◆ Your instructions
An exact reproduction of the records is required, with all images left out.

[Extracted data entries]
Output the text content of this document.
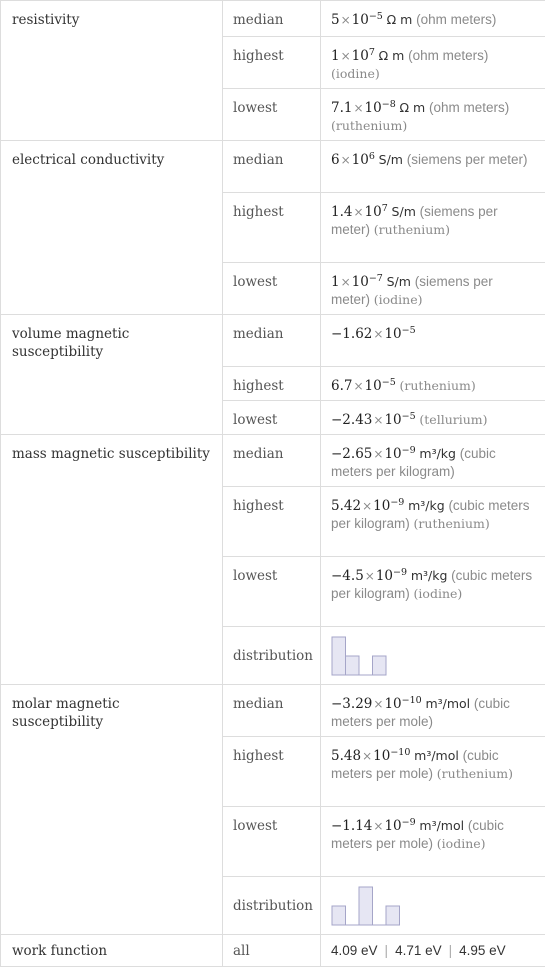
resistivity	median	$5\times 10^{-5}$ Ω m (ohm meters)
	highest	$1\times 10^7$ Ω m (ohm meters) (iodine)
	lowest	$7.1\times 10^{-8}$ Ω m (ohm meters) (ruthenium)
electrical conductivity	median	$6\times 10^6$ S/m (siemens per meter)
	highest	$1.4\times 10^7$ S/m (siemens per meter) (ruthenium)
	lowest	$1\times 10^{-7}$ S/m (siemens per meter) (iodine)
volume magnetic susceptibility	median	$-1.62\times 10^{-5}$
	highest	$6.7\times 10^{-5}$ (ruthenium)
	lowest	$-2.43\times 10^{-5}$ (tellurium)
mass magnetic susceptibility	median	$-2.65\times 10^{-9}$ m³/kg (cubic meters per kilogram)
	highest	$5.42\times 10^{-9}$ m³/kg (cubic meters per kilogram) (ruthenium)
	lowest	$-4.5\times 10^{-9}$ m³/kg (cubic meters per kilogram) (iodine)
	distribution	

molar magnetic susceptibility	median	$-3.29\times 10^{-10}$ m³/mol (cubic meters per mole)
	highest	$5.48\times 10^{-10}$ m³/mol (cubic meters per mole) (ruthenium)
	lowest	$-1.14\times 10^{-9}$ m³/mol (cubic meters per mole) (iodine)
	distribution	

work function	all	4.09 eV | 4.71 eV | 4.95 eV
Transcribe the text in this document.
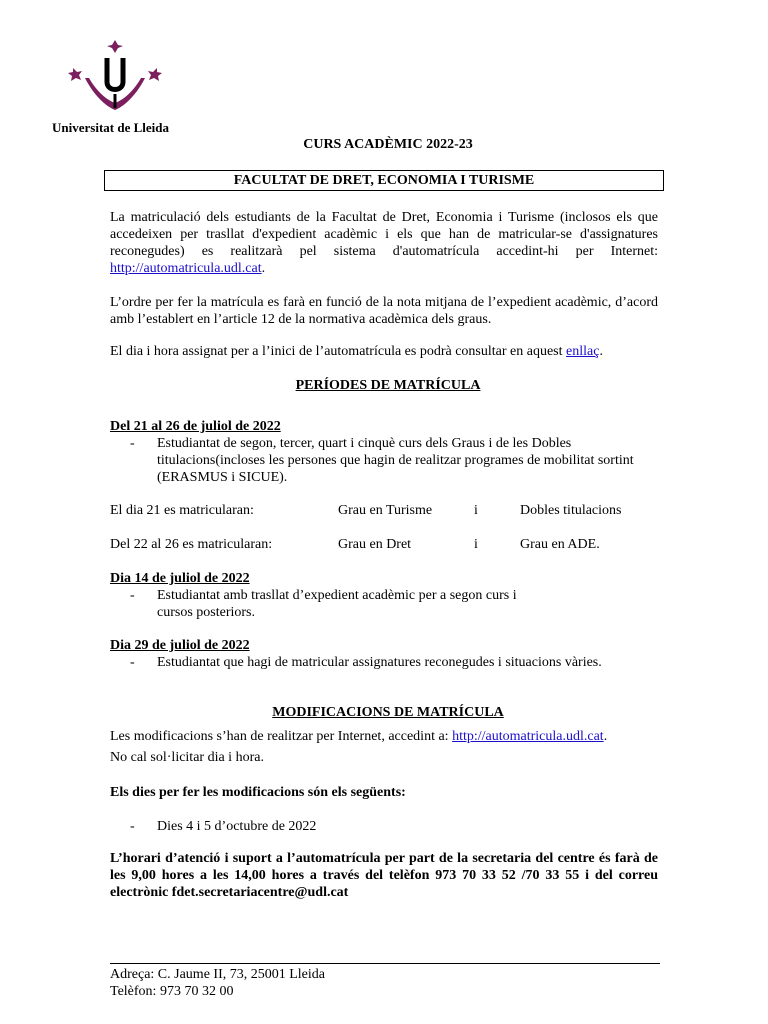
Universitat de Lleida
CURS ACADÈMIC 2022-23
FACULTAT DE DRET, ECONOMIA I TURISME
La matriculació dels estudiants de la Facultat de Dret, Economia i Turisme (inclosos els que accedeixen per trasllat d'expedient acadèmic i els que han de matricular-se d'assignatures reconegudes) es realitzarà pel sistema d'automatrícula accedint-hi per Internet: http://automatricula.udl.cat.
L’ordre per fer la matrícula es farà en funció de la nota mitjana de l’expedient acadèmic, d’acord amb l’establert en l’article 12 de la normativa acadèmica dels graus.
El dia i hora assignat per a l’inici de l’automatrícula es podrà consultar en aquest enllaç.
PERÍODES DE MATRÍCULA
Del 21 al 26 de juliol de 2022
- Estudiantat de segon, tercer, quart i cinquè curs dels Graus i de les Dobles titulacions(incloses les persones que hagin de realitzar programes de mobilitat sortint (ERASMUS i SICUE).
El dia 21 es matricularan:	Grau en Turisme	i	Dobles titulacions
Del 22 al 26 es matricularan:	Grau en Dret	i	Grau en ADE.
Dia 14 de juliol de 2022
- Estudiantat amb trasllat d’expedient acadèmic per a segon curs i
cursos posteriors.
Dia 29 de juliol de 2022
- Estudiantat que hagi de matricular assignatures reconegudes i situacions vàries.
MODIFICACIONS DE MATRÍCULA
Les modificacions s’han de realitzar per Internet, accedint a: http://automatricula.udl.cat.
No cal sol·licitar dia i hora.
Els dies per fer les modificacions són els següents:
- Dies 4 i 5 d’octubre de 2022
L’horari d’atenció i suport a l’automatrícula per part de la secretaria del centre és farà de les 9,00 hores a les 14,00 hores a través del telèfon 973 70 33 52 /70 33 55 i del correu electrònic fdet.secretariacentre@udl.cat
Adreça: C. Jaume II, 73, 25001 Lleida
Telèfon: 973 70 32 00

◆ Reply
Output the text content of this document.
resistivity	median	$5\times 10^{-5}$ Ω m (ohm meters)
	highest	$1\times 10^7$ Ω m (ohm meters) (iodine)
	lowest	$7.1\times 10^{-8}$ Ω m (ohm meters) (ruthenium)
electrical conductivity	median	$6\times 10^6$ S/m (siemens per meter)
	highest	$1.4\times 10^7$ S/m (siemens per meter) (ruthenium)
	lowest	$1\times 10^{-7}$ S/m (siemens per meter) (iodine)
volume magnetic susceptibility	median	$-1.62\times 10^{-5}$
	highest	$6.7\times 10^{-5}$ (ruthenium)
	lowest	$-2.43\times 10^{-5}$ (tellurium)
mass magnetic susceptibility	median	$-2.65\times 10^{-9}$ m³/kg (cubic meters per kilogram)
	highest	$5.42\times 10^{-9}$ m³/kg (cubic meters per kilogram) (ruthenium)
	lowest	$-4.5\times 10^{-9}$ m³/kg (cubic meters per kilogram) (iodine)
	distribution	

molar magnetic susceptibility	median	$-3.29\times 10^{-10}$ m³/mol (cubic meters per mole)
	highest	$5.48\times 10^{-10}$ m³/mol (cubic meters per mole) (ruthenium)
	lowest	$-1.14\times 10^{-9}$ m³/mol (cubic meters per mole) (iodine)
	distribution	

work function	all	4.09 eV | 4.71 eV | 4.95 eV
Transcribe the text in this document.
Universitat de Lleida
CURS ACADÈMIC 2022-23
FACULTAT DE DRET, ECONOMIA I TURISME
La matriculació dels estudiants de la Facultat de Dret, Economia i Turisme (inclosos els que accedeixen per trasllat d'expedient acadèmic i els que han de matricular-se d'assignatures reconegudes) es realitzarà pel sistema d'automatrícula accedint-hi per Internet: http://automatricula.udl.cat.
L’ordre per fer la matrícula es farà en funció de la nota mitjana de l’expedient acadèmic, d’acord amb l’establert en l’article 12 de la normativa acadèmica dels graus.
El dia i hora assignat per a l’inici de l’automatrícula es podrà consultar en aquest enllaç.
PERÍODES DE MATRÍCULA
Del 21 al 26 de juliol de 2022
- Estudiantat de segon, tercer, quart i cinquè curs dels Graus i de les Dobles titulacions(incloses les persones que hagin de realitzar programes de mobilitat sortint (ERASMUS i SICUE).
El dia 21 es matricularan:	Grau en Turisme	i	Dobles titulacions
Del 22 al 26 es matricularan:	Grau en Dret	i	Grau en ADE.
Dia 14 de juliol de 2022
- Estudiantat amb trasllat d’expedient acadèmic per a segon curs i
cursos posteriors.
Dia 29 de juliol de 2022
- Estudiantat que hagi de matricular assignatures reconegudes i situacions vàries.
MODIFICACIONS DE MATRÍCULA
Les modificacions s’han de realitzar per Internet, accedint a: http://automatricula.udl.cat.
No cal sol·licitar dia i hora.
Els dies per fer les modificacions són els següents:
- Dies 4 i 5 d’octubre de 2022
L’horari d’atenció i suport a l’automatrícula per part de la secretaria del centre és farà de les 9,00 hores a les 14,00 hores a través del telèfon 973 70 33 52 /70 33 55 i del correu electrònic fdet.secretariacentre@udl.cat
Adreça: C. Jaume II, 73, 25001 Lleida
Telèfon: 973 70 32 00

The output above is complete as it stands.